>> begin Input for this task

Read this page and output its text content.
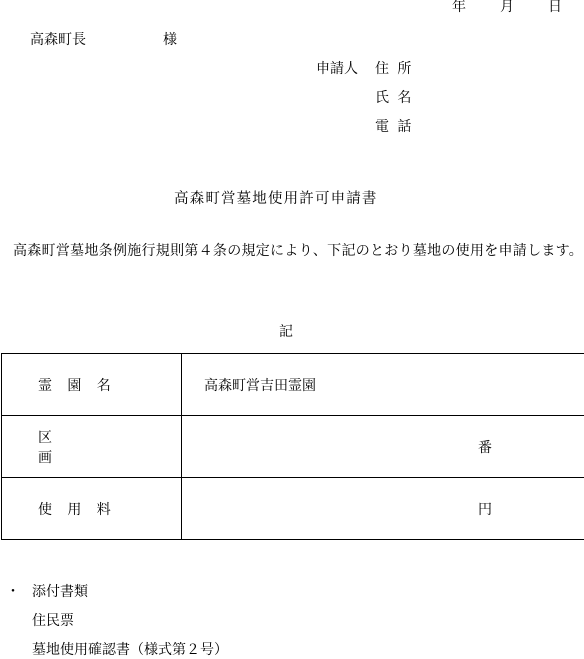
年 月 日
高森町長	様
申請人 住所
氏名
電話
高森町営墓地使用許可申請書
高森町営墓地条例施行規則第４条の規定により、下記のとおり墓地の使用を申請します。
記
霊園名	高森町営吉田霊園
区画	番

使用料	円
・ 添付書類
住民票
墓地使用確認書（様式第２号）
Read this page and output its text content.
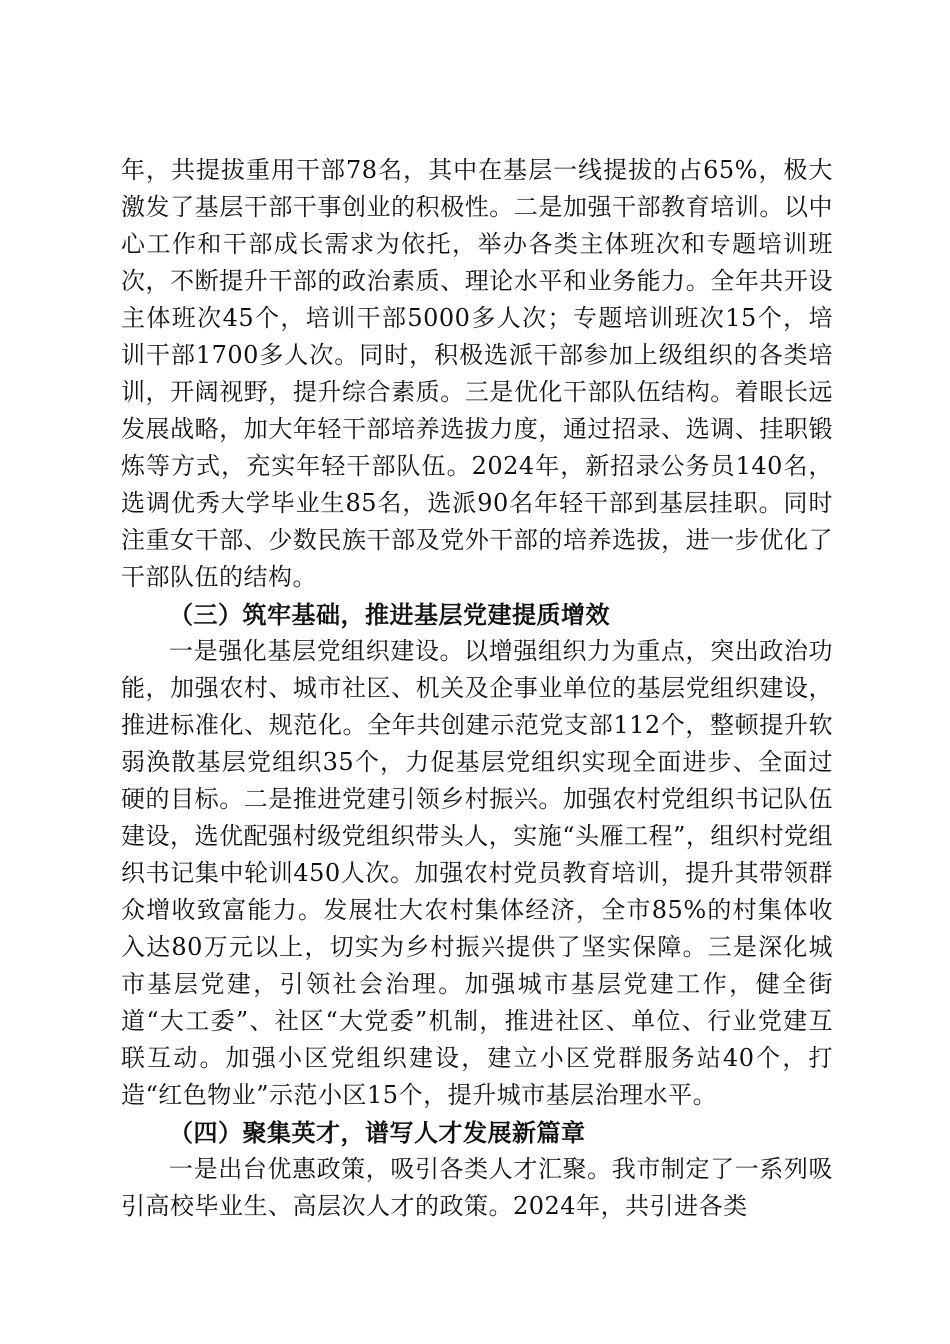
年，共提拔重用干部78名，其中在基层一线提拔的占65%，极大激发了基层干部干事创业的积极性。二是加强干部教育培训。以中心工作和干部成长需求为依托，举办各类主体班次和专题培训班次，不断提升干部的政治素质、理论水平和业务能力。全年共开设主体班次45个，培训干部5000多人次；专题培训班次15个，培训干部1700多人次。同时，积极选派干部参加上级组织的各类培训，开阔视野，提升综合素质。三是优化干部队伍结构。着眼长远发展战略，加大年轻干部培养选拔力度，通过招录、选调、挂职锻炼等方式，充实年轻干部队伍。2024年，新招录公务员140名，选调优秀大学毕业生85名，选派90名年轻干部到基层挂职。同时注重女干部、少数民族干部及党外干部的培养选拔，进一步优化了干部队伍的结构。

（三）筑牢基础，推进基层党建提质增效

一是强化基层党组织建设。以增强组织力为重点，突出政治功能，加强农村、城市社区、机关及企事业单位的基层党组织建设，推进标准化、规范化。全年共创建示范党支部112个，整顿提升软弱涣散基层党组织35个，力促基层党组织实现全面进步、全面过硬的目标。二是推进党建引领乡村振兴。加强农村党组织书记队伍建设，选优配强村级党组织带头人，实施“头雁工程”，组织村党组织书记集中轮训450人次。加强农村党员教育培训，提升其带领群众增收致富能力。发展壮大农村集体经济，全市85%的村集体收入达80万元以上，切实为乡村振兴提供了坚实保障。三是深化城市基层党建，引领社会治理。加强城市基层党建工作，健全街道“大工委”、社区“大党委”机制，推进社区、单位、行业党建互联互动。加强小区党组织建设，建立小区党群服务站40个，打造“红色物业”示范小区15个，提升城市基层治理水平。

（四）聚集英才，谱写人才发展新篇章

一是出台优惠政策，吸引各类人才汇聚。我市制定了一系列吸引高校毕业生、高层次人才的政策。2024年，共引进各类
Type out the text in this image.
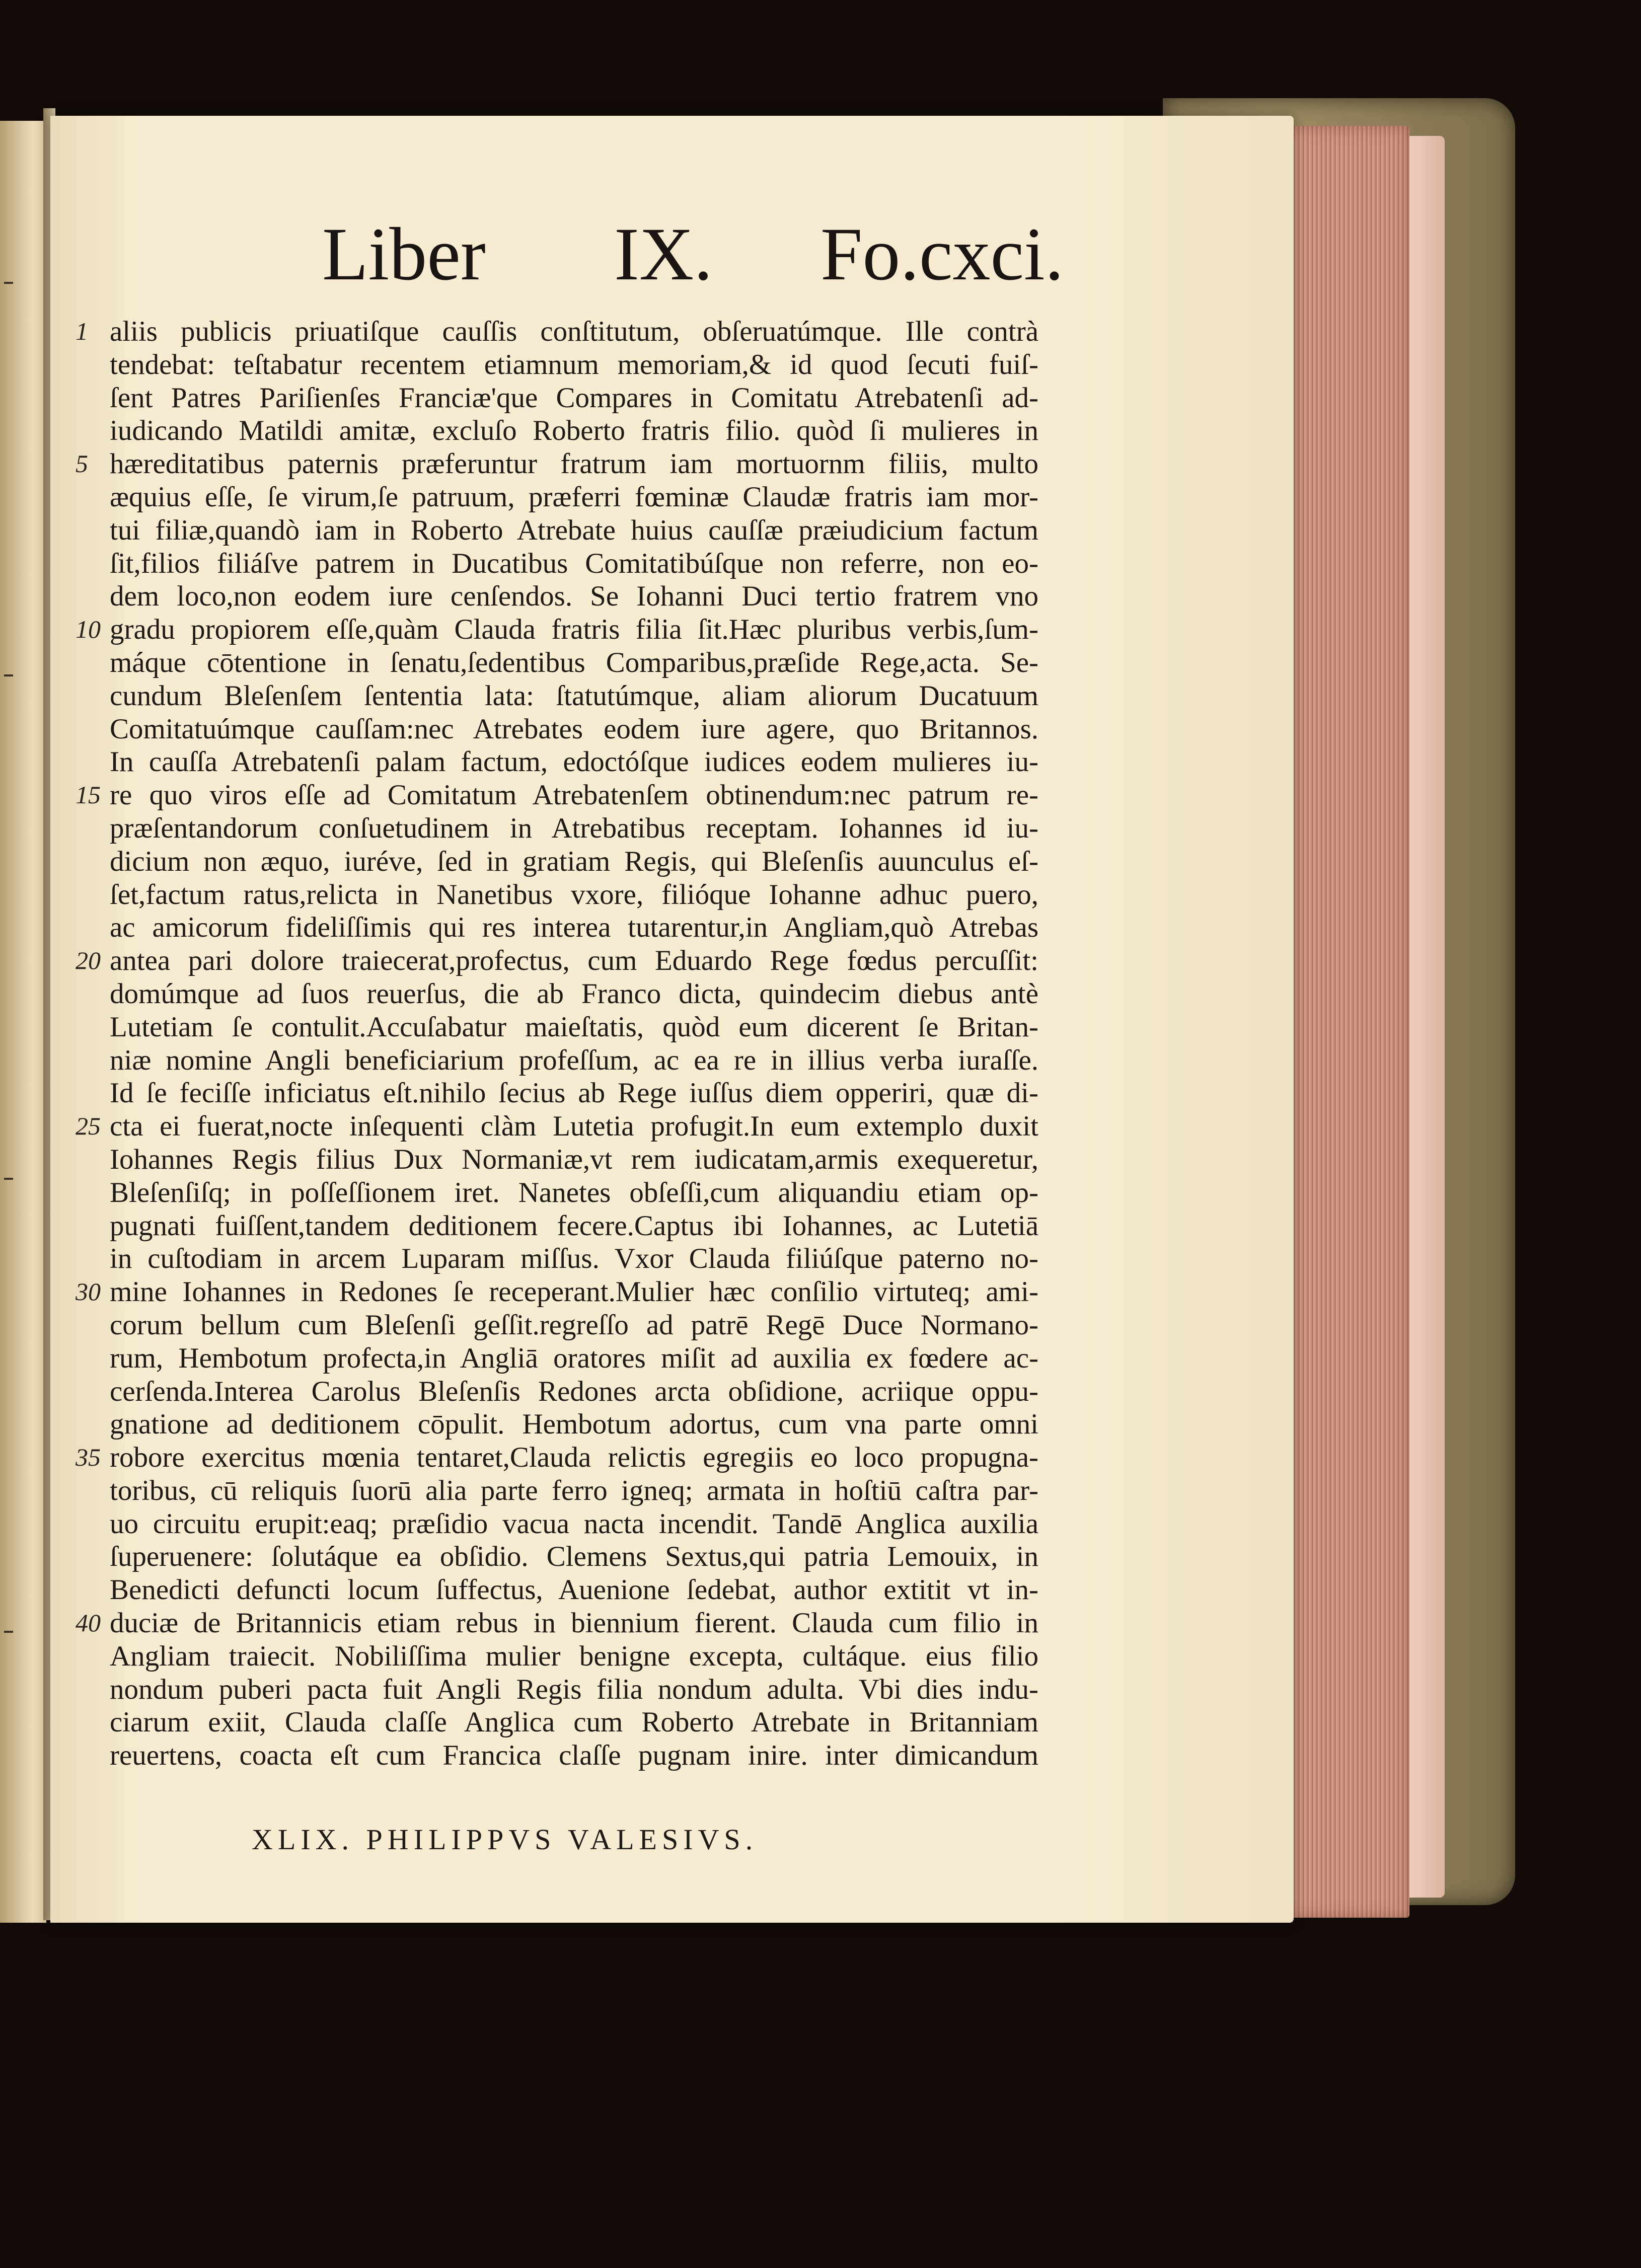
Liber IX. Fo.cxci.
1
5
10
15
20
25
30
35
40
aliis publicis priuatiſque cauſſis conſtitutum, obſeruatúmque. Ille contrà
tendebat: teſtabatur recentem etiamnum memoriam,& id quod ſecuti fuiſ-
ſent Patres Pariſienſes Franciæ'que Compares in Comitatu Atrebatenſi ad-
iudicando Matildi amitæ, excluſo Roberto fratris filio. quòd ſi mulieres in
hæreditatibus paternis præferuntur fratrum iam mortuornm filiis, multo
æquius eſſe, ſe virum,ſe patruum, præferri fœminæ Claudæ fratris iam mor-
tui filiæ,quandò iam in Roberto Atrebate huius cauſſæ præiudicium factum
ſit,filios filiáſve patrem in Ducatibus Comitatibúſque non referre, non eo-
dem loco,non eodem iure cenſendos. Se Iohanni Duci tertio fratrem vno
gradu propiorem eſſe,quàm Clauda fratris filia ſit.Hæc pluribus verbis,ſum-
máque cōtentione in ſenatu,ſedentibus Comparibus,præſide Rege,acta. Se-
cundum Bleſenſem ſententia lata: ſtatutúmque, aliam aliorum Ducatuum
Comitatuúmque cauſſam:nec Atrebates eodem iure agere, quo Britannos.
In cauſſa Atrebatenſi palam factum, edoctóſque iudices eodem mulieres iu-
re quo viros eſſe ad Comitatum Atrebatenſem obtinendum:nec patrum re-
præſentandorum conſuetudinem in Atrebatibus receptam. Iohannes id iu-
dicium non æquo, iuréve, ſed in gratiam Regis, qui Bleſenſis auunculus eſ-
ſet,factum ratus,relicta in Nanetibus vxore, filióque Iohanne adhuc puero,
ac amicorum fideliſſimis qui res interea tutarentur,in Angliam,quò Atrebas
antea pari dolore traiecerat,profectus, cum Eduardo Rege fœdus percuſſit:
domúmque ad ſuos reuerſus, die ab Franco dicta, quindecim diebus antè
Lutetiam ſe contulit.Accuſabatur maieſtatis, quòd eum dicerent ſe Britan-
niæ nomine Angli beneficiarium profeſſum, ac ea re in illius verba iuraſſe.
Id ſe feciſſe inficiatus eſt.nihilo ſecius ab Rege iuſſus diem opperiri, quæ di-
cta ei fuerat,nocte inſequenti clàm Lutetia profugit.In eum extemplo duxit
Iohannes Regis filius Dux Normaniæ,vt rem iudicatam,armis exequeretur,
Bleſenſiſq; in poſſeſſionem iret. Nanetes obſeſſi,cum aliquandiu etiam op-
pugnati fuiſſent,tandem deditionem fecere.Captus ibi Iohannes, ac Lutetiā
in cuſtodiam in arcem Luparam miſſus. Vxor Clauda filiúſque paterno no-
mine Iohannes in Redones ſe receperant.Mulier hæc conſilio virtuteq; ami-
corum bellum cum Bleſenſi geſſit.regreſſo ad patrē Regē Duce Normano-
rum, Hembotum profecta,in Angliā oratores miſit ad auxilia ex fœdere ac-
cerſenda.Interea Carolus Bleſenſis Redones arcta obſidione, acriique oppu-
gnatione ad deditionem cōpulit. Hembotum adortus, cum vna parte omni
robore exercitus mœnia tentaret,Clauda relictis egregiis eo loco propugna-
toribus, cū reliquis ſuorū alia parte ferro igneq; armata in hoſtiū caſtra par-
uo circuitu erupit:eaq; præſidio vacua nacta incendit. Tandē Anglica auxilia
ſuperuenere: ſolutáque ea obſidio. Clemens Sextus,qui patria Lemouix, in
Benedicti defuncti locum ſuffectus, Auenione ſedebat, author extitit vt in-
duciæ de Britannicis etiam rebus in biennium fierent. Clauda cum filio in
Angliam traiecit. Nobiliſſima mulier benigne excepta, cultáque. eius filio
nondum puberi pacta fuit Angli Regis filia nondum adulta. Vbi dies indu-
ciarum exiit, Clauda claſſe Anglica cum Roberto Atrebate in Britanniam
reuertens, coacta eſt cum Francica claſſe pugnam inire. inter dimicandum
XLIX. PHILIPPVS VALESIVS.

>> end Input for this task

* Task description
Find every line of the data that holds the string "Angliam", then say how many there are and nothing else.

* Completed task
2